_Collected data_
⁂
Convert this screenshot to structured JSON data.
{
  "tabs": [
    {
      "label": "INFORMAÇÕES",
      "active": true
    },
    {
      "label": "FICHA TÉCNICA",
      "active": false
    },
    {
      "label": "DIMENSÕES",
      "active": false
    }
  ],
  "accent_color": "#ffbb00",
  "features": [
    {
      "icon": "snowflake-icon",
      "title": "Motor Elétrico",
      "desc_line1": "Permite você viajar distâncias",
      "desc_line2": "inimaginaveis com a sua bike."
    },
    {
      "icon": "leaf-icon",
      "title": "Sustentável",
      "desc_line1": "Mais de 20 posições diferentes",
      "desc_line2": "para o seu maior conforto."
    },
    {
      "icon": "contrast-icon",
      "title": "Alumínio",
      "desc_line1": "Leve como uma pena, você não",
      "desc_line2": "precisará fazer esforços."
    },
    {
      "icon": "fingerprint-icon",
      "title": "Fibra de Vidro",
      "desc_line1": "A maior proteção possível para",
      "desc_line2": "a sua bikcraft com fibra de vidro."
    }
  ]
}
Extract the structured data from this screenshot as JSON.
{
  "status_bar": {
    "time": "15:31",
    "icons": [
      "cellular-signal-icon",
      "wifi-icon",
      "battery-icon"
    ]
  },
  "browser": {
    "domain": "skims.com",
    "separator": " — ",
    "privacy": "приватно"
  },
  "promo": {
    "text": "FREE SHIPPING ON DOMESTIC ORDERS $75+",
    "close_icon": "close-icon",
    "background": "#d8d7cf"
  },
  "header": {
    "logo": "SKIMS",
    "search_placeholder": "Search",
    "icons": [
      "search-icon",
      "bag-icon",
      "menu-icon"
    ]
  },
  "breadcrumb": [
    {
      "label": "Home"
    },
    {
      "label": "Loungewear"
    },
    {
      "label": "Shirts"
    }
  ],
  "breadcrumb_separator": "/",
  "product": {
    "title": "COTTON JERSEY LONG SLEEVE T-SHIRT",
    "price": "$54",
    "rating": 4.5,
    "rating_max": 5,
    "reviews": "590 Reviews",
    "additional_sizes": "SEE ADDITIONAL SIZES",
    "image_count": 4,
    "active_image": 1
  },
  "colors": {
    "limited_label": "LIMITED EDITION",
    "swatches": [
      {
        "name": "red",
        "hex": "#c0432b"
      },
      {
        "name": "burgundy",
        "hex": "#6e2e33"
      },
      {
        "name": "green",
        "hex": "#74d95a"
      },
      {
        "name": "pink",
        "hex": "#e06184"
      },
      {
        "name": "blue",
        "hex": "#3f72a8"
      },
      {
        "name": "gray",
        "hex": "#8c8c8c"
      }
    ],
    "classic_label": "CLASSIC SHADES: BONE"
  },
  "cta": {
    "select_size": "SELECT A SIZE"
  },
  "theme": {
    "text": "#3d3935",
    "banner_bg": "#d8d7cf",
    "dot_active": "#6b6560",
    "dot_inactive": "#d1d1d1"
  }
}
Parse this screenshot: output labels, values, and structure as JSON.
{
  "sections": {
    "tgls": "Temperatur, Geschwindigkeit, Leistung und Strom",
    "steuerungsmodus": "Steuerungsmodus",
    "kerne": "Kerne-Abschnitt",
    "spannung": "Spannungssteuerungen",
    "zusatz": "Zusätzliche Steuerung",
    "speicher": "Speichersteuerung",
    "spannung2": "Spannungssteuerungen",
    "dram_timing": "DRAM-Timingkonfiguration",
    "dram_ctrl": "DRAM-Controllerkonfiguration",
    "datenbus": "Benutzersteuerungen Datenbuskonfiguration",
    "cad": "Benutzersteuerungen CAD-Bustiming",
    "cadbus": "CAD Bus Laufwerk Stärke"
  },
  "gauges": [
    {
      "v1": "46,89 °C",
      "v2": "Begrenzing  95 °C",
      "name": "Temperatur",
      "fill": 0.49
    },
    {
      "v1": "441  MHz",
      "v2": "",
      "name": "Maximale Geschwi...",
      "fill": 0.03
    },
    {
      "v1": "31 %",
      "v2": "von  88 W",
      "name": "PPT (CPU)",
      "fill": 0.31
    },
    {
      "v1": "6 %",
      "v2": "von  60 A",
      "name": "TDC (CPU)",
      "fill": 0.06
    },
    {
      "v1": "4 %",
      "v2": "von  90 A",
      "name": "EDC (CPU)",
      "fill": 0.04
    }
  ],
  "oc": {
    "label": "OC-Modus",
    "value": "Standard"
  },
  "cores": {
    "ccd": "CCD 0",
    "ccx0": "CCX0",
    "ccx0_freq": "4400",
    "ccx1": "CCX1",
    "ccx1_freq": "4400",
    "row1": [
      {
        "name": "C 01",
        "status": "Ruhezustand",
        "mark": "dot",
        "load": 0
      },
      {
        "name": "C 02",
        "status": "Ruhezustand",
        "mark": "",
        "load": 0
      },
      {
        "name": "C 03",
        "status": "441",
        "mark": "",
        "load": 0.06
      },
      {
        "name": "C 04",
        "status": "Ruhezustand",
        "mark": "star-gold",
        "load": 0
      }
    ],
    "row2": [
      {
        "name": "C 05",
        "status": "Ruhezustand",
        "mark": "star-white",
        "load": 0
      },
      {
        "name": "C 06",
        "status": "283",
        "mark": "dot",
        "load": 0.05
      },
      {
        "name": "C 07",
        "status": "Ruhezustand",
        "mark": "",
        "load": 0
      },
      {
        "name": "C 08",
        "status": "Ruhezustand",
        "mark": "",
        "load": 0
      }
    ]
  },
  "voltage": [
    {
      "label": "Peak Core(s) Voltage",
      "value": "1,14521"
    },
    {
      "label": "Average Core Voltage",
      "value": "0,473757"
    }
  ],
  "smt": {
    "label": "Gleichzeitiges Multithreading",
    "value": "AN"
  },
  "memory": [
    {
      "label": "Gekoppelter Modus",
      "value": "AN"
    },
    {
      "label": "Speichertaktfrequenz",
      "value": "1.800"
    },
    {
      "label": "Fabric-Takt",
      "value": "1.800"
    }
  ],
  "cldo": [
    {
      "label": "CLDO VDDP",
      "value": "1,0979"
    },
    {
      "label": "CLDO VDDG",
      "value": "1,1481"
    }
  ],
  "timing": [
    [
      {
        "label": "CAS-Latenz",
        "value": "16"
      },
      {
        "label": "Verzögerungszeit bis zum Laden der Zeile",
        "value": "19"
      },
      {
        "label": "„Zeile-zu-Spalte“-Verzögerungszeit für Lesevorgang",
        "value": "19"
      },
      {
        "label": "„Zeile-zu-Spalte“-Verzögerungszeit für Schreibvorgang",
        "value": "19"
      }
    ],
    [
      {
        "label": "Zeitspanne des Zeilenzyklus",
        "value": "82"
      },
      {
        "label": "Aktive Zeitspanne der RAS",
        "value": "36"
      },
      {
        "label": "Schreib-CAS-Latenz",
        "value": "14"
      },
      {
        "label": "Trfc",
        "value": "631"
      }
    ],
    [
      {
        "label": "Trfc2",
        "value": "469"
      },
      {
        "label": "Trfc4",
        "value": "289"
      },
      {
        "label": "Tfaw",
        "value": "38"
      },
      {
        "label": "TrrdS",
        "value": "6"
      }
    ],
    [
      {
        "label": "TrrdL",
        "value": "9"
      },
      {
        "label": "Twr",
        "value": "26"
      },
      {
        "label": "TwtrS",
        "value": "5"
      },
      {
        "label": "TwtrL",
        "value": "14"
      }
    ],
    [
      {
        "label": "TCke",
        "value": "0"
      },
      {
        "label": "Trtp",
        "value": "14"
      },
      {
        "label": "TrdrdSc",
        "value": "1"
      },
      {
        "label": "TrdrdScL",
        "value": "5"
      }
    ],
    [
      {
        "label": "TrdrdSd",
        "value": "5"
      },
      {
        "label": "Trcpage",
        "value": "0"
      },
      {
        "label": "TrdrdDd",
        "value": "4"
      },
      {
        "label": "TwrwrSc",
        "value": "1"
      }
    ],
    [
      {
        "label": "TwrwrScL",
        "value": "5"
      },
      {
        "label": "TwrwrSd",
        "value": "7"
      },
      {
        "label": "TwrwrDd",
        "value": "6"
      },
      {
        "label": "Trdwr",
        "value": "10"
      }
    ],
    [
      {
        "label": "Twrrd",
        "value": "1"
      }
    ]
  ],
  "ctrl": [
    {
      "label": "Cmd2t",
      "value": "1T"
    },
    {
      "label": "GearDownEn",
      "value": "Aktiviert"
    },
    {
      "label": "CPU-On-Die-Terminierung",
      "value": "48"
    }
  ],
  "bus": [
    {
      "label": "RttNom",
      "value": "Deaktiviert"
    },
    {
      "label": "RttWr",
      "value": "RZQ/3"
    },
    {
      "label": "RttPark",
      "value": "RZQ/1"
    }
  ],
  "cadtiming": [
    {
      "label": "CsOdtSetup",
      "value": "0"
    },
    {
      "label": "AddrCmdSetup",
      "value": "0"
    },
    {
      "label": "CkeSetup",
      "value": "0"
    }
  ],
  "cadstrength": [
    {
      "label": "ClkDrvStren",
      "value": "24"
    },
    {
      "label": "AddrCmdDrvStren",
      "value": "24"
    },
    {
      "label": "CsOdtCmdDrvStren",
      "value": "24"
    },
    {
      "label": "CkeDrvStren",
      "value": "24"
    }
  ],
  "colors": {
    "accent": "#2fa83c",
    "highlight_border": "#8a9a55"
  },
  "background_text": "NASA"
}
⁂
_EXERCISE TASK_
In the entries above, find each line with the word "Spannungssteuerungen" and copy it.

_SOLUTION TO THIS EXERCISE_
    "spannung": "Spannungssteuerungen",
    "spannung2": "Spannungssteuerungen",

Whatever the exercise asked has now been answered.